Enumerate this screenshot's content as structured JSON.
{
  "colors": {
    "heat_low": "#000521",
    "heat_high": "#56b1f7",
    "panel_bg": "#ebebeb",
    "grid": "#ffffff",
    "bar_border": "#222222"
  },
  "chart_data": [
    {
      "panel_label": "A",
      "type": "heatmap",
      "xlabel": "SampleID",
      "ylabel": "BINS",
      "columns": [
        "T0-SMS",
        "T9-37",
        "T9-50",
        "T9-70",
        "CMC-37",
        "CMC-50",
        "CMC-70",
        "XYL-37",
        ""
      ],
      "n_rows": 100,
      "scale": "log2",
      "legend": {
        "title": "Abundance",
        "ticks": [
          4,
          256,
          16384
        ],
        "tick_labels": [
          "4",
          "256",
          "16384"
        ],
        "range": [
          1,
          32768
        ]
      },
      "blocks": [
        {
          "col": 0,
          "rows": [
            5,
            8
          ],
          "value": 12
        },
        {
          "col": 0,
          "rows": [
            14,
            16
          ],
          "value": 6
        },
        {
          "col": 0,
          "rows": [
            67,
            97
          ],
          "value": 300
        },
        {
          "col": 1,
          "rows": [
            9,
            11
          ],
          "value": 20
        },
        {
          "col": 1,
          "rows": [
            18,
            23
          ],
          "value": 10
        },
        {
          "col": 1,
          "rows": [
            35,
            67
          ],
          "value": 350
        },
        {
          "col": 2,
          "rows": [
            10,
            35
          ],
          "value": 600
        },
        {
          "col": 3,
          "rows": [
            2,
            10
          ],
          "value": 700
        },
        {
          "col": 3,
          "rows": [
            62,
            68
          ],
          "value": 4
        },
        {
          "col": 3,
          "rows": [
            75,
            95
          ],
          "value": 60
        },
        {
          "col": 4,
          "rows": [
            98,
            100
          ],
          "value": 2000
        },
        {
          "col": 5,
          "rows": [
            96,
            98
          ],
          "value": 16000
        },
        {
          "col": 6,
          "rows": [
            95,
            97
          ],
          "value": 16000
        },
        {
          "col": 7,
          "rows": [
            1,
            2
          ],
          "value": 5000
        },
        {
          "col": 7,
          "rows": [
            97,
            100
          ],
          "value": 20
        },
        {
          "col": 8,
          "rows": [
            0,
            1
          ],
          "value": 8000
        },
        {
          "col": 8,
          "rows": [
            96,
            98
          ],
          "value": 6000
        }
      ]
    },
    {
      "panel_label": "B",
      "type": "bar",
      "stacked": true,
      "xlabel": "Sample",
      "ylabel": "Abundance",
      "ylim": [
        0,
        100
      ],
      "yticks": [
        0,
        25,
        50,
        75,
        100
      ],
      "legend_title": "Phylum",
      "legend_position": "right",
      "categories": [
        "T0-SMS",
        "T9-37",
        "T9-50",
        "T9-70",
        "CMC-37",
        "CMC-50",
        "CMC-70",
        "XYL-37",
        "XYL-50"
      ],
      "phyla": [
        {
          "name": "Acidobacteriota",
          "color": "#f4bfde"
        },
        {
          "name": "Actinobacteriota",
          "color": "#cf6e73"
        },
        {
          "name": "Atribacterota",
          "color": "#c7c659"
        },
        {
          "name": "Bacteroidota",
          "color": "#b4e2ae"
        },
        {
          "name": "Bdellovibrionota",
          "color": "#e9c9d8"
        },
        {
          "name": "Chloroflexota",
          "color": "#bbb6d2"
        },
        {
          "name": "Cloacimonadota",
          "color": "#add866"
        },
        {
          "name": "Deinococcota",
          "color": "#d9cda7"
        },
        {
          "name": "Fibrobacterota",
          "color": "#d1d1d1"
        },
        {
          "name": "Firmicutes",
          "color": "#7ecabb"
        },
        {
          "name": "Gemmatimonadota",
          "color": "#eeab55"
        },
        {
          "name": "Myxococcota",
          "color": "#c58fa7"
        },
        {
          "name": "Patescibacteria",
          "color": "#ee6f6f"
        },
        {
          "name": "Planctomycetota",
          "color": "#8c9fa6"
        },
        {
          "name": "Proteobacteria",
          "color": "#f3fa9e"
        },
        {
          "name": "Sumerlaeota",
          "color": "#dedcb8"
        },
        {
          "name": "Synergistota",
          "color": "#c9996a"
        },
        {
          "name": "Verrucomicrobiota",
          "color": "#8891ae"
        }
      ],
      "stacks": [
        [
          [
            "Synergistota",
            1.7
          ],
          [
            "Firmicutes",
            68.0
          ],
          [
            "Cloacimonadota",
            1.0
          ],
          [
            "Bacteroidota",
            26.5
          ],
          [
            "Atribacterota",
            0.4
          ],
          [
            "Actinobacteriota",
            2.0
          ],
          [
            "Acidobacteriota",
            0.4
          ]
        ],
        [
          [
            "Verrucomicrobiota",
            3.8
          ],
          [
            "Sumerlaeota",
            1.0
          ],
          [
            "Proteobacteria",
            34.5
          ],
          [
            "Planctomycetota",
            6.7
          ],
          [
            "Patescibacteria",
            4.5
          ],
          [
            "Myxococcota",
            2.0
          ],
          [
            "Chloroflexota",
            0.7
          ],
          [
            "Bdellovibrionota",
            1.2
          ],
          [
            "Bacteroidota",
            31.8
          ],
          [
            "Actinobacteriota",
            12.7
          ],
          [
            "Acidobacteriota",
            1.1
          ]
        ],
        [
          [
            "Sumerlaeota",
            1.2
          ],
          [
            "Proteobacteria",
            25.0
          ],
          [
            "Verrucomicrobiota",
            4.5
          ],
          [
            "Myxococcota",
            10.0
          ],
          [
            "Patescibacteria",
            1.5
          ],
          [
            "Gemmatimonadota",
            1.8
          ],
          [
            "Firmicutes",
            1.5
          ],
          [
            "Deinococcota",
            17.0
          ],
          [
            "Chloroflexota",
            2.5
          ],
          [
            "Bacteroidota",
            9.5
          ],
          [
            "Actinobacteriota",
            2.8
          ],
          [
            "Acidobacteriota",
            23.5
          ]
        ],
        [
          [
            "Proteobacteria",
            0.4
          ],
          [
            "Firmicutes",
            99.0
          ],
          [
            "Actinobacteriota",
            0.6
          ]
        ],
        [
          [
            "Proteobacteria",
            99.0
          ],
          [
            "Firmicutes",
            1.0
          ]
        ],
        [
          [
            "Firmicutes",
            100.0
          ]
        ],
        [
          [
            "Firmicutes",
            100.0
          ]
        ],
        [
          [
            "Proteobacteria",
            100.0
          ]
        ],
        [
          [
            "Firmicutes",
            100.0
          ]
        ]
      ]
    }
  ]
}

****************************************

Your task: Which lines in the listing hold the word "Gemmatimonadota"? Copy them out.

Response area:
          "name": "Gemmatimonadota",
            "Gemmatimonadota",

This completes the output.